[Saved entries]
(begin)

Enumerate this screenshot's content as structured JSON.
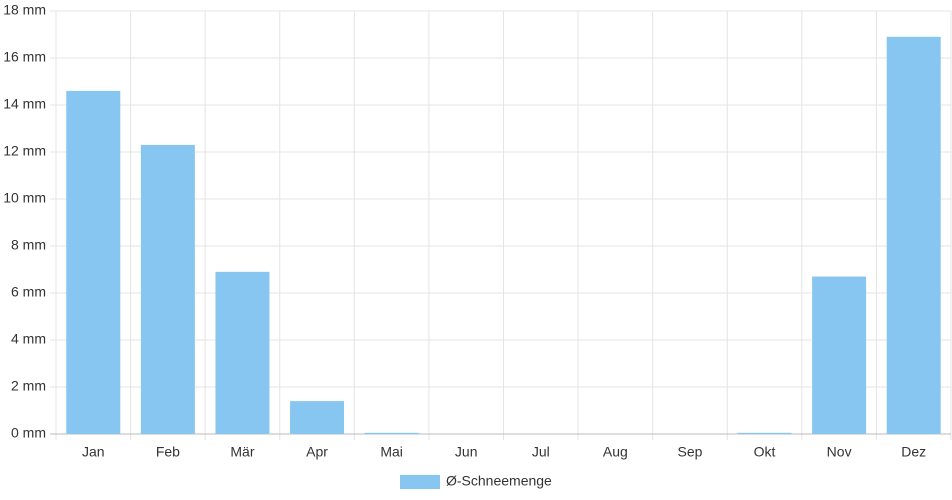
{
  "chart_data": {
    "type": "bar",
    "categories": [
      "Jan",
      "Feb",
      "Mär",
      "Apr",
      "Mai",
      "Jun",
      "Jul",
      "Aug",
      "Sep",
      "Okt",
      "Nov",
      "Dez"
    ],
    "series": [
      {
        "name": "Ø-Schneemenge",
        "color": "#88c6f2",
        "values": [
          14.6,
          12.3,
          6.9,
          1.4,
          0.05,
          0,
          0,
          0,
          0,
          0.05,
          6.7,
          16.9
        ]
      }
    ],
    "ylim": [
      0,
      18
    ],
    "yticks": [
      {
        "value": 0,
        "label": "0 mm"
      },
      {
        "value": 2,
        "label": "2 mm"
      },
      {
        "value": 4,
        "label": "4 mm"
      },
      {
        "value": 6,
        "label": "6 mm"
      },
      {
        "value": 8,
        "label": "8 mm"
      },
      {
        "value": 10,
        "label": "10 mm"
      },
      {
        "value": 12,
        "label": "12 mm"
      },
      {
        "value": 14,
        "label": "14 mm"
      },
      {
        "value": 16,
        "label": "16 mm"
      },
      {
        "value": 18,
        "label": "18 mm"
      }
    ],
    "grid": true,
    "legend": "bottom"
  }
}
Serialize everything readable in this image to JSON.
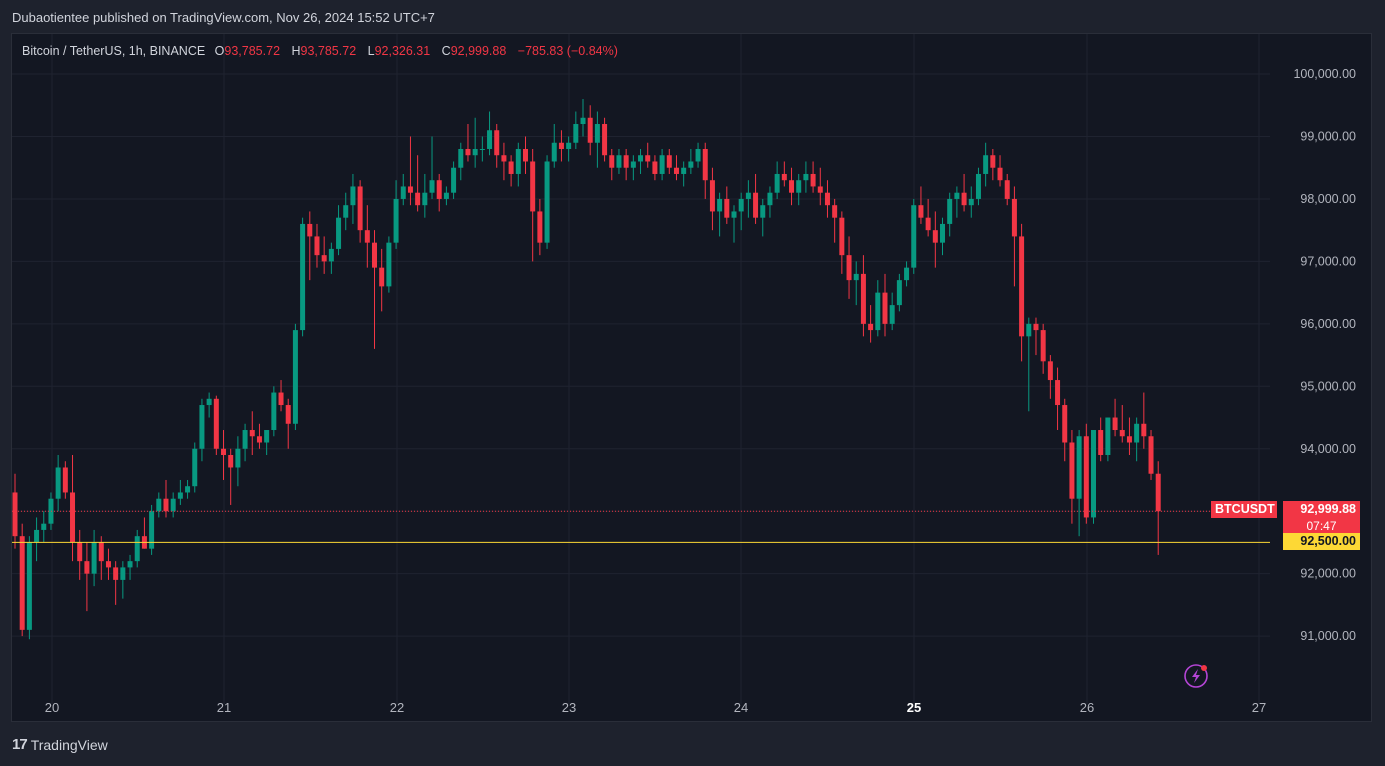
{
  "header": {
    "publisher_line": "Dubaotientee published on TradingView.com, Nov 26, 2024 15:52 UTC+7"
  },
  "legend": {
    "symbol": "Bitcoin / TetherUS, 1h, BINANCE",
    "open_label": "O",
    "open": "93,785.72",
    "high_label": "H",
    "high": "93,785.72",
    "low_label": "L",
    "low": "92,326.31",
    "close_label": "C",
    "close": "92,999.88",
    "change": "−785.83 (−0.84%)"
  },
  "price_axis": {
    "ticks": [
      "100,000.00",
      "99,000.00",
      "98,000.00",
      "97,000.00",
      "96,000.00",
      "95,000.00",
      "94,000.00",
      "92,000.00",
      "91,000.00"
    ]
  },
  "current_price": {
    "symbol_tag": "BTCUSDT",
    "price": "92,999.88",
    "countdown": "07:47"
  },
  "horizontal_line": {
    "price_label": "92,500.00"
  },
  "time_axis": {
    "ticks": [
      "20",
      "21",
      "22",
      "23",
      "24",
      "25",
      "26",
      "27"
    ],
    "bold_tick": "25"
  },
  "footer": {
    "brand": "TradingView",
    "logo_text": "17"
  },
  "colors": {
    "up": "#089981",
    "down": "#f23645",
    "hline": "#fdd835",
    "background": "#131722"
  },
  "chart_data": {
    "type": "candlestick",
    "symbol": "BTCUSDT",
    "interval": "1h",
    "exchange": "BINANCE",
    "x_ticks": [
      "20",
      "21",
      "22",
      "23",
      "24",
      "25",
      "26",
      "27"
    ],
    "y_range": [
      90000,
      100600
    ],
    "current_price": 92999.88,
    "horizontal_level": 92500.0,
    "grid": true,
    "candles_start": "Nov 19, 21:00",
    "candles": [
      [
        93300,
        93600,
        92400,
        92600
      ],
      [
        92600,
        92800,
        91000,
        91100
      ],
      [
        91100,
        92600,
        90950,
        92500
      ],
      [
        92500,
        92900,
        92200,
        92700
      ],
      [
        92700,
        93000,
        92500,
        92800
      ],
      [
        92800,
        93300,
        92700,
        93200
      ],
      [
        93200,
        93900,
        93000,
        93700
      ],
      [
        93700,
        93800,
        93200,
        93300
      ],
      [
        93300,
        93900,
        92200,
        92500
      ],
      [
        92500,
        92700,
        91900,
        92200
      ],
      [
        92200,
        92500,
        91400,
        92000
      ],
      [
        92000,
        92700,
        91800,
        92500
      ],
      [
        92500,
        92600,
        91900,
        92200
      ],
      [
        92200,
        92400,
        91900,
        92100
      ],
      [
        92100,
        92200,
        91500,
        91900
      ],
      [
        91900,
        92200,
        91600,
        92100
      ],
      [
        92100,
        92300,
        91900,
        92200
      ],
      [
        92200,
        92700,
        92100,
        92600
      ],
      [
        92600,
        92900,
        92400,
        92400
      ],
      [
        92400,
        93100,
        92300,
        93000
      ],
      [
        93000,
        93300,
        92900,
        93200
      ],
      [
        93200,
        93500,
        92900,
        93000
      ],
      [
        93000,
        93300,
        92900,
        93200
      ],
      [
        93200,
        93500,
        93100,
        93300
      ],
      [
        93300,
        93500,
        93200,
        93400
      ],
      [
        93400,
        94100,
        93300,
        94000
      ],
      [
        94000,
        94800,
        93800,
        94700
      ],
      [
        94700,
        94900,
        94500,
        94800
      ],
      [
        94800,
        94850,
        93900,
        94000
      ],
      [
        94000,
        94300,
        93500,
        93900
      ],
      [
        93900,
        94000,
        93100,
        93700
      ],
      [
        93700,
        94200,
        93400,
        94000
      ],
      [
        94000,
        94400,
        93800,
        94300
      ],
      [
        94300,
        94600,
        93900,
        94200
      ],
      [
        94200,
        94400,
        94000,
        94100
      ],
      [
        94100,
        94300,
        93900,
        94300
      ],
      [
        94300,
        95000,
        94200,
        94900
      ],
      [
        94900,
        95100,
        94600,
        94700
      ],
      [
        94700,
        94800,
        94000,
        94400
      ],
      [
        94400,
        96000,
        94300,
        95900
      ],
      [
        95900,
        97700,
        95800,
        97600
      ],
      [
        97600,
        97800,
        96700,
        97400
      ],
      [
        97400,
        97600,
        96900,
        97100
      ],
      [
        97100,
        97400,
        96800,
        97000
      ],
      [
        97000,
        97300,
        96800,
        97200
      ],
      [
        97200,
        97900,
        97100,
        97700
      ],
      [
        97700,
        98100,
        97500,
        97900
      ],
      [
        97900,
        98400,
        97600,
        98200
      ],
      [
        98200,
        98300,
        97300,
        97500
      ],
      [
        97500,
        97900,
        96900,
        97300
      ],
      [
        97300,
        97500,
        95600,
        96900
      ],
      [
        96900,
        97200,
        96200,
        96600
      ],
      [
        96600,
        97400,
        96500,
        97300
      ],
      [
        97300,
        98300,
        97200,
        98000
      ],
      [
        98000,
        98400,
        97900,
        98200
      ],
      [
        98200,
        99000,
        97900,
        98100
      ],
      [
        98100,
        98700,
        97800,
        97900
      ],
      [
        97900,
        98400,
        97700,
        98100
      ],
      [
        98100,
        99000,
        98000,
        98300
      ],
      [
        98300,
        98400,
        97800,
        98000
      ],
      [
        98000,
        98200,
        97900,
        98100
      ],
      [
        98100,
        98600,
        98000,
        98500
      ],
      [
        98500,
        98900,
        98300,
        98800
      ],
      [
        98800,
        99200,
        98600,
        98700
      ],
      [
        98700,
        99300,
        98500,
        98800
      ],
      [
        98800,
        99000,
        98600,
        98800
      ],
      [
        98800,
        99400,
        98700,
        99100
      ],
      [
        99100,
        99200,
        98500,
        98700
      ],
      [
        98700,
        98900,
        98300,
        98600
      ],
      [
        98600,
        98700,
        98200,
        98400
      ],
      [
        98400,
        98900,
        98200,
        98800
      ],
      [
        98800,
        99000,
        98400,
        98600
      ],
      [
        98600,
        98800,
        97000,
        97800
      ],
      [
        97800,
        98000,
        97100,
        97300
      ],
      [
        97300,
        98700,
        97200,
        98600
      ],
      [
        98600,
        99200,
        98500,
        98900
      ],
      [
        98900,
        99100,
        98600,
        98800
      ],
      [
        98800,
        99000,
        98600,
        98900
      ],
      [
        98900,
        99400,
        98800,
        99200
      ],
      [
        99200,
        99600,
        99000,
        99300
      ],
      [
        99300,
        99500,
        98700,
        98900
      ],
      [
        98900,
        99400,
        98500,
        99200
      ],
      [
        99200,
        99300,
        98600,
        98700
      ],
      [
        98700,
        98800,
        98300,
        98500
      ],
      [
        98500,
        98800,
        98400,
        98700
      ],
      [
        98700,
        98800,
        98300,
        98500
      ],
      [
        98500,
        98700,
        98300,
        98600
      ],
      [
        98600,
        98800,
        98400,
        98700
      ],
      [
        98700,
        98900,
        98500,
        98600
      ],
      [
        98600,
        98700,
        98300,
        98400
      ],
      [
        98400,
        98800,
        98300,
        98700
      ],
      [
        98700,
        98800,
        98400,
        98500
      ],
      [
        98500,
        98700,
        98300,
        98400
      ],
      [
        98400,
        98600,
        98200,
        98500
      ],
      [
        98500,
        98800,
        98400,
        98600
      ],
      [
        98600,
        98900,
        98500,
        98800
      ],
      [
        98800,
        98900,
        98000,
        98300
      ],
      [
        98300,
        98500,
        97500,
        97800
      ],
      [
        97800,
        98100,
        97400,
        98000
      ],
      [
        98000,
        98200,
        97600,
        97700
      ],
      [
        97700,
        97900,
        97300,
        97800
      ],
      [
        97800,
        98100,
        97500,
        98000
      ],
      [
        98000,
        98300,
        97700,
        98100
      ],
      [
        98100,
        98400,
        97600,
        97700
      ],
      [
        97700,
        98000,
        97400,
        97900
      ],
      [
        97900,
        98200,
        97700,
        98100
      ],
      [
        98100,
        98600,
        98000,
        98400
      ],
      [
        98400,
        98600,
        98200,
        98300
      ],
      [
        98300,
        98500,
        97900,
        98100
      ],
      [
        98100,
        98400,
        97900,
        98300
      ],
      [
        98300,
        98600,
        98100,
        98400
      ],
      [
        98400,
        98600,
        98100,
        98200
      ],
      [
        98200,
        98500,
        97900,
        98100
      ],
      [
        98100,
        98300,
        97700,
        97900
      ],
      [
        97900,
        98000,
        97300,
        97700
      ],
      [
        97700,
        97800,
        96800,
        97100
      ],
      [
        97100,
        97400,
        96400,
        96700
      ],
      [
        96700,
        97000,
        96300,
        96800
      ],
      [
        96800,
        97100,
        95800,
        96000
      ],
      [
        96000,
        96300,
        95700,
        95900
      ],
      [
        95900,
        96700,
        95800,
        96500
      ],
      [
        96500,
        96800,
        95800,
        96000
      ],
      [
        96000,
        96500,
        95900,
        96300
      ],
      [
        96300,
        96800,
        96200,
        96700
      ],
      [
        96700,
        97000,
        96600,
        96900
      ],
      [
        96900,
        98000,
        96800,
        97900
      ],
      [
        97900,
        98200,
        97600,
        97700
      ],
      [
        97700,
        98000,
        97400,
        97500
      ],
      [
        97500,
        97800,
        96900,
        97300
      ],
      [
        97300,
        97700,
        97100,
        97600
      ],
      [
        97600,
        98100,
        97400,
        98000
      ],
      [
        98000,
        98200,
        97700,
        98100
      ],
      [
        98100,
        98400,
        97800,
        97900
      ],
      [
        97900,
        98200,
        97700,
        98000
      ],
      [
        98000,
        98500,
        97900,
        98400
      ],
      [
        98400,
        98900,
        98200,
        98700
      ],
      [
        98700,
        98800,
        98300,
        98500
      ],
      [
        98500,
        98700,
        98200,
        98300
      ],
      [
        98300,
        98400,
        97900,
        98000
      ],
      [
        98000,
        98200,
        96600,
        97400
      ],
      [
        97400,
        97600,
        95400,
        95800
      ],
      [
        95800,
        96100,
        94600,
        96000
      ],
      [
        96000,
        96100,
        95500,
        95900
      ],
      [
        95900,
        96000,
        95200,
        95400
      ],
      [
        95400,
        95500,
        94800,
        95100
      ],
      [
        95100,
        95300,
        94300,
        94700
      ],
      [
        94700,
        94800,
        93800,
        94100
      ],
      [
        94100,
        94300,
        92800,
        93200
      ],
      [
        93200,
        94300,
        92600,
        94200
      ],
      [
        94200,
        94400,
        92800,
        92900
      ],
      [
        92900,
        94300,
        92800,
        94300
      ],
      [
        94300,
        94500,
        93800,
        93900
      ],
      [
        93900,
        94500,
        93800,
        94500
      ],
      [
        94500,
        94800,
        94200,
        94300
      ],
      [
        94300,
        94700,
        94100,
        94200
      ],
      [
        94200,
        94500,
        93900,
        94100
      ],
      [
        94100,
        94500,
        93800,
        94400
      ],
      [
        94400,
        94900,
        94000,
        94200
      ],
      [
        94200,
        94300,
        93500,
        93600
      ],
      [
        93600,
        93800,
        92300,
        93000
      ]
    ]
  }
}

(end)

Your instructions: Write out every line of the data that holds the word "this".

Expected output:
Enumerate this screenshot's content as structured JSON.
Serialize everything readable in this image to JSON.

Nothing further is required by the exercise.